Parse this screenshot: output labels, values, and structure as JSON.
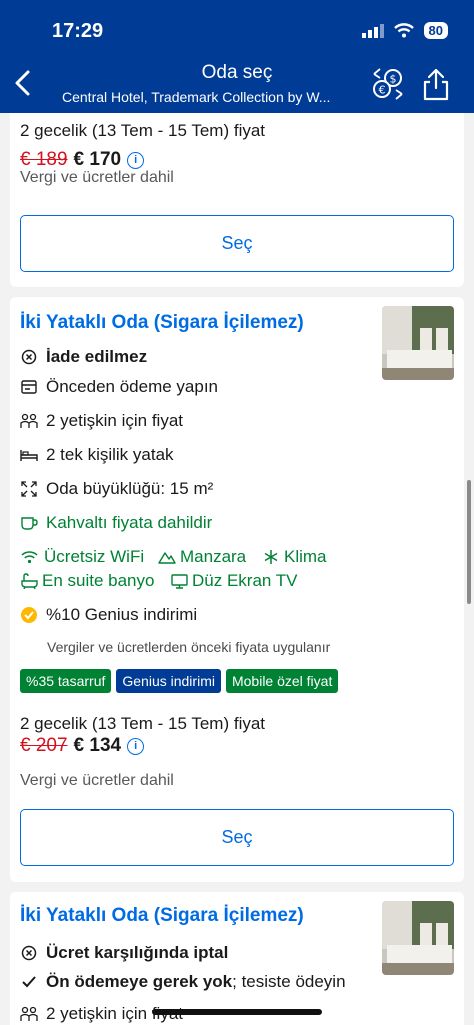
{
  "status": {
    "time": "17:29",
    "battery": "80"
  },
  "header": {
    "title": "Oda seç",
    "subtitle": "Central Hotel, Trademark Collection by W..."
  },
  "card1": {
    "price_line": "2 gecelik (13 Tem - 15 Tem) fiyat",
    "old_price": "€ 189",
    "new_price": "€ 170",
    "tax": "Vergi ve ücretler dahil",
    "button": "Seç"
  },
  "card2": {
    "title": "İki Yataklı Oda (Sigara İçilemez)",
    "features": [
      {
        "icon": "non-refundable-icon",
        "text": "İade edilmez"
      },
      {
        "icon": "card-icon",
        "text": "Önceden ödeme yapın"
      },
      {
        "icon": "people-icon",
        "text": "2 yetişkin için fiyat"
      },
      {
        "icon": "bed-icon",
        "text": "2 tek kişilik yatak"
      },
      {
        "icon": "size-icon",
        "text": "Oda büyüklüğü: 15 m²"
      },
      {
        "icon": "coffee-icon",
        "text": "Kahvaltı fiyata dahildir"
      }
    ],
    "amenities": [
      {
        "icon": "wifi-icon",
        "text": "Ücretsiz WiFi"
      },
      {
        "icon": "mountain-icon",
        "text": "Manzara"
      },
      {
        "icon": "snowflake-icon",
        "text": "Klima"
      },
      {
        "icon": "bath-icon",
        "text": "En suite banyo"
      },
      {
        "icon": "tv-icon",
        "text": "Düz Ekran TV"
      }
    ],
    "genius": "%10 Genius indirimi",
    "genius_note": "Vergiler ve ücretlerden önceki fiyata uygulanır",
    "badges": [
      {
        "text": "%35 tasarruf",
        "color": "#008234"
      },
      {
        "text": "Genius indirimi",
        "color": "#003b95"
      },
      {
        "text": "Mobile özel fiyat",
        "color": "#008234"
      }
    ],
    "price_line": "2 gecelik (13 Tem - 15 Tem) fiyat",
    "old_price": "€ 207",
    "new_price": "€ 134",
    "tax": "Vergi ve ücretler dahil",
    "button": "Seç"
  },
  "card3": {
    "title": "İki Yataklı Oda (Sigara İçilemez)",
    "cancel": "Ücret karşılığında iptal",
    "prepay_bold": "Ön ödemeye gerek yok",
    "prepay_rest": "; tesiste ödeyin",
    "people": "2 yetişkin için fiyat"
  },
  "colors": {
    "brand": "#003b95",
    "link": "#006ce4",
    "green": "#008234",
    "red": "#d4111e"
  }
}
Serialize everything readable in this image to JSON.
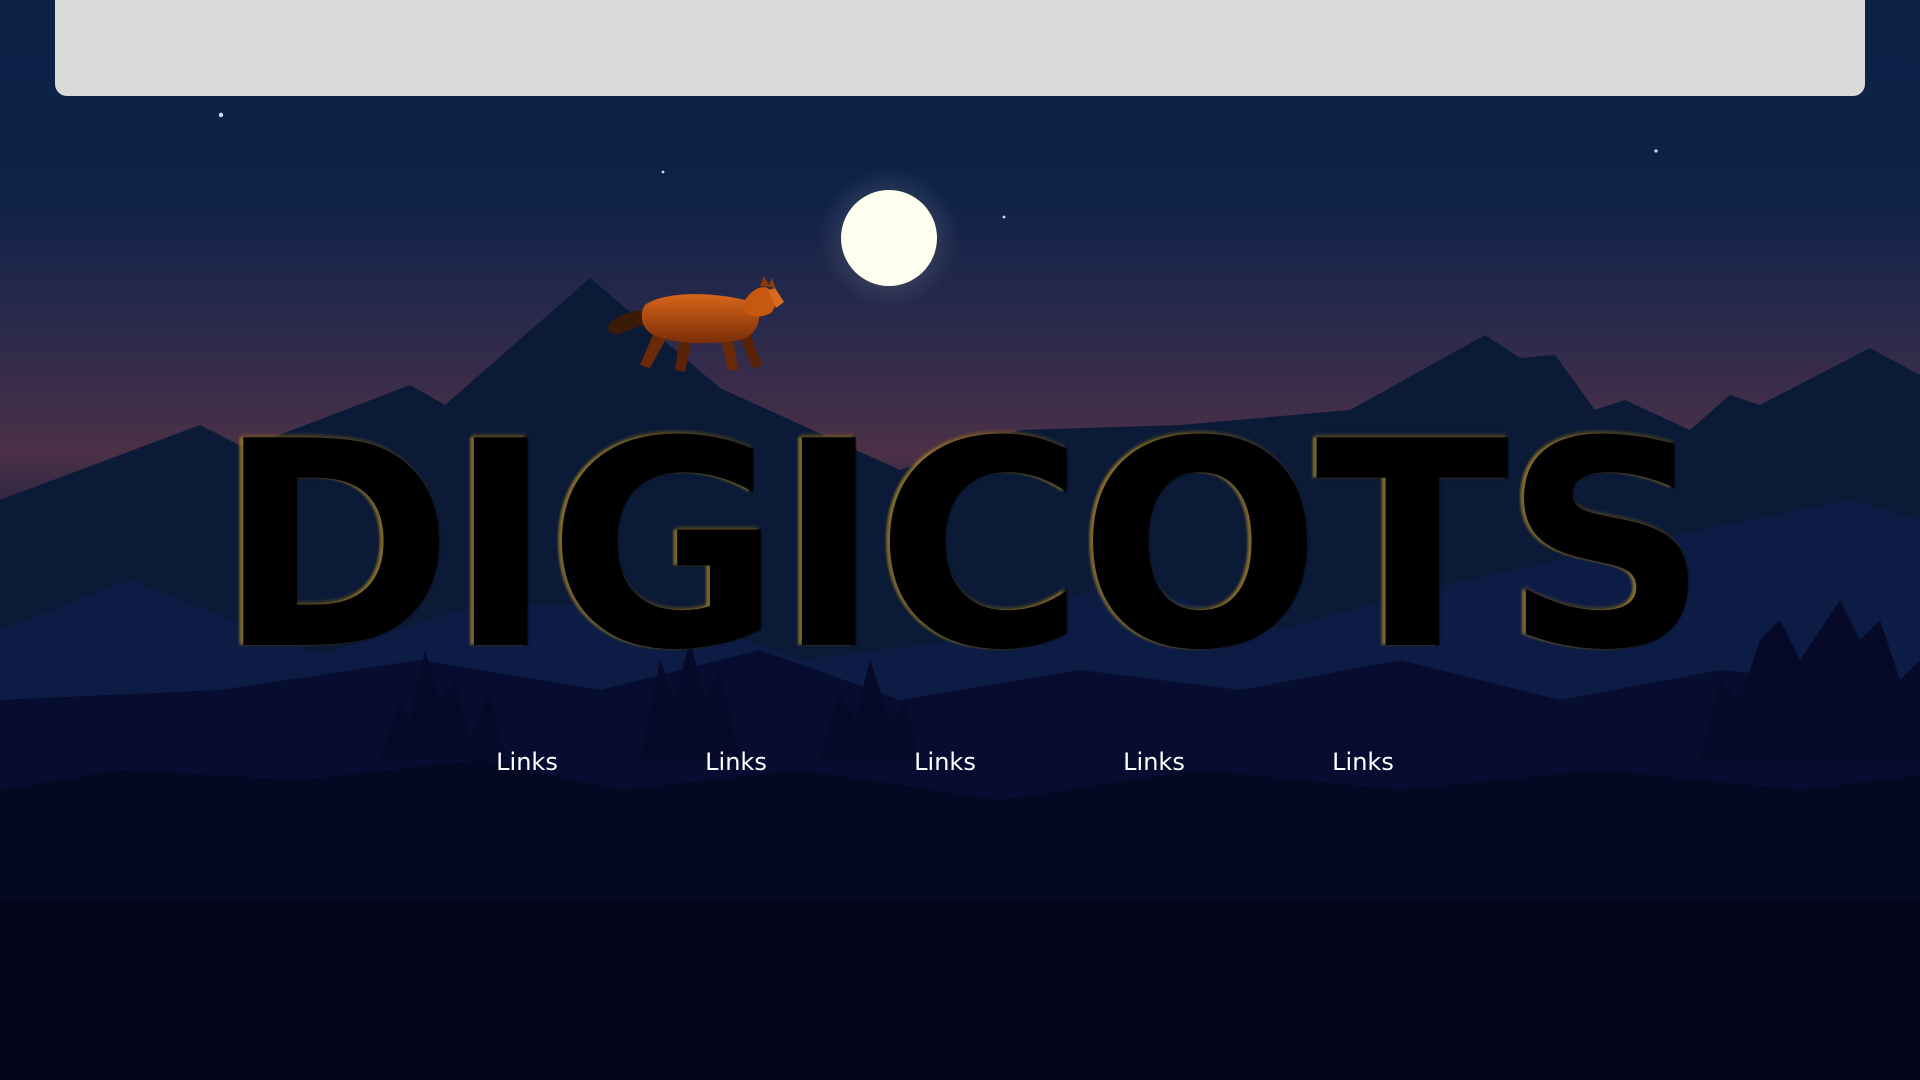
{
  "header": {
    "brand_title": "DIGICOTS"
  },
  "nav": {
    "links": [
      {
        "label": "Links"
      },
      {
        "label": "Links"
      },
      {
        "label": "Links"
      },
      {
        "label": "Links"
      },
      {
        "label": "Links"
      }
    ]
  },
  "colors": {
    "top_bar": "#d9d9d9",
    "sky_top": "#0a1f44",
    "sky_horizon": "#4a2f48",
    "moon": "#fffff0",
    "fox": "#c2560f",
    "link_text": "#ffffff"
  },
  "icons": {
    "moon": "moon-icon",
    "fox": "fox-icon"
  }
}
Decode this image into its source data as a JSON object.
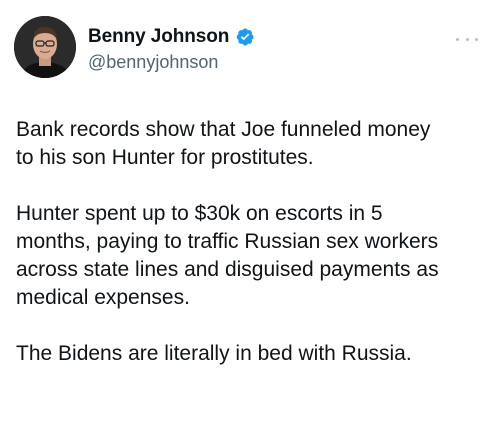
{
  "author": {
    "display_name": "Benny Johnson",
    "handle": "@bennyjohnson",
    "verified": true,
    "verified_color": "#1d9bf0"
  },
  "more_icon": "more-horizontal-icon",
  "tweet": {
    "paragraphs": [
      "Bank records show that Joe funneled money\nto his son Hunter for prostitutes.",
      "Hunter spent up to $30k on escorts in 5\nmonths, paying to traffic Russian sex workers\nacross state lines and disguised payments as\nmedical expenses.",
      "The Bidens are literally in bed with Russia."
    ]
  }
}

————————

#### [Given request]
Transcribe every line in the entries above, taking out only the images.

#### [Written solution]
Parse this screenshot: output labels, values, and structure as JSON.
{
  "status": {
    "time": "17:29",
    "battery": "80"
  },
  "header": {
    "title": "Oda seç",
    "subtitle": "Central Hotel, Trademark Collection by W..."
  },
  "card1": {
    "price_line": "2 gecelik (13 Tem - 15 Tem) fiyat",
    "old_price": "€ 189",
    "new_price": "€ 170",
    "tax": "Vergi ve ücretler dahil",
    "button": "Seç"
  },
  "card2": {
    "title": "İki Yataklı Oda (Sigara İçilemez)",
    "features": [
      {
        "icon": "non-refundable-icon",
        "text": "İade edilmez"
      },
      {
        "icon": "card-icon",
        "text": "Önceden ödeme yapın"
      },
      {
        "icon": "people-icon",
        "text": "2 yetişkin için fiyat"
      },
      {
        "icon": "bed-icon",
        "text": "2 tek kişilik yatak"
      },
      {
        "icon": "size-icon",
        "text": "Oda büyüklüğü: 15 m²"
      },
      {
        "icon": "coffee-icon",
        "text": "Kahvaltı fiyata dahildir"
      }
    ],
    "amenities": [
      {
        "icon": "wifi-icon",
        "text": "Ücretsiz WiFi"
      },
      {
        "icon": "mountain-icon",
        "text": "Manzara"
      },
      {
        "icon": "snowflake-icon",
        "text": "Klima"
      },
      {
        "icon": "bath-icon",
        "text": "En suite banyo"
      },
      {
        "icon": "tv-icon",
        "text": "Düz Ekran TV"
      }
    ],
    "genius": "%10 Genius indirimi",
    "genius_note": "Vergiler ve ücretlerden önceki fiyata uygulanır",
    "badges": [
      {
        "text": "%35 tasarruf",
        "color": "#008234"
      },
      {
        "text": "Genius indirimi",
        "color": "#003b95"
      },
      {
        "text": "Mobile özel fiyat",
        "color": "#008234"
      }
    ],
    "price_line": "2 gecelik (13 Tem - 15 Tem) fiyat",
    "old_price": "€ 207",
    "new_price": "€ 134",
    "tax": "Vergi ve ücretler dahil",
    "button": "Seç"
  },
  "card3": {
    "title": "İki Yataklı Oda (Sigara İçilemez)",
    "cancel": "Ücret karşılığında iptal",
    "prepay_bold": "Ön ödemeye gerek yok",
    "prepay_rest": "; tesiste ödeyin",
    "people": "2 yetişkin için fiyat"
  },
  "colors": {
    "brand": "#003b95",
    "link": "#006ce4",
    "green": "#008234",
    "red": "#d4111e"
  }
}
Serialize everything readable in this image to JSON.
{
  "header": {
    "brand_title": "DIGICOTS"
  },
  "nav": {
    "links": [
      {
        "label": "Links"
      },
      {
        "label": "Links"
      },
      {
        "label": "Links"
      },
      {
        "label": "Links"
      },
      {
        "label": "Links"
      }
    ]
  },
  "colors": {
    "top_bar": "#d9d9d9",
    "sky_top": "#0a1f44",
    "sky_horizon": "#4a2f48",
    "moon": "#fffff0",
    "fox": "#c2560f",
    "link_text": "#ffffff"
  },
  "icons": {
    "moon": "moon-icon",
    "fox": "fox-icon"
  }
}
Decode this image into its source data as a JSON object.
{
  "author": {
    "display_name": "Benny Johnson",
    "handle": "@bennyjohnson",
    "verified": true,
    "verified_color": "#1d9bf0"
  },
  "more_icon": "more-horizontal-icon",
  "tweet": {
    "paragraphs": [
      "Bank records show that Joe funneled money\nto his son Hunter for prostitutes.",
      "Hunter spent up to $30k on escorts in 5\nmonths, paying to traffic Russian sex workers\nacross state lines and disguised payments as\nmedical expenses.",
      "The Bidens are literally in bed with Russia."
    ]
  }
}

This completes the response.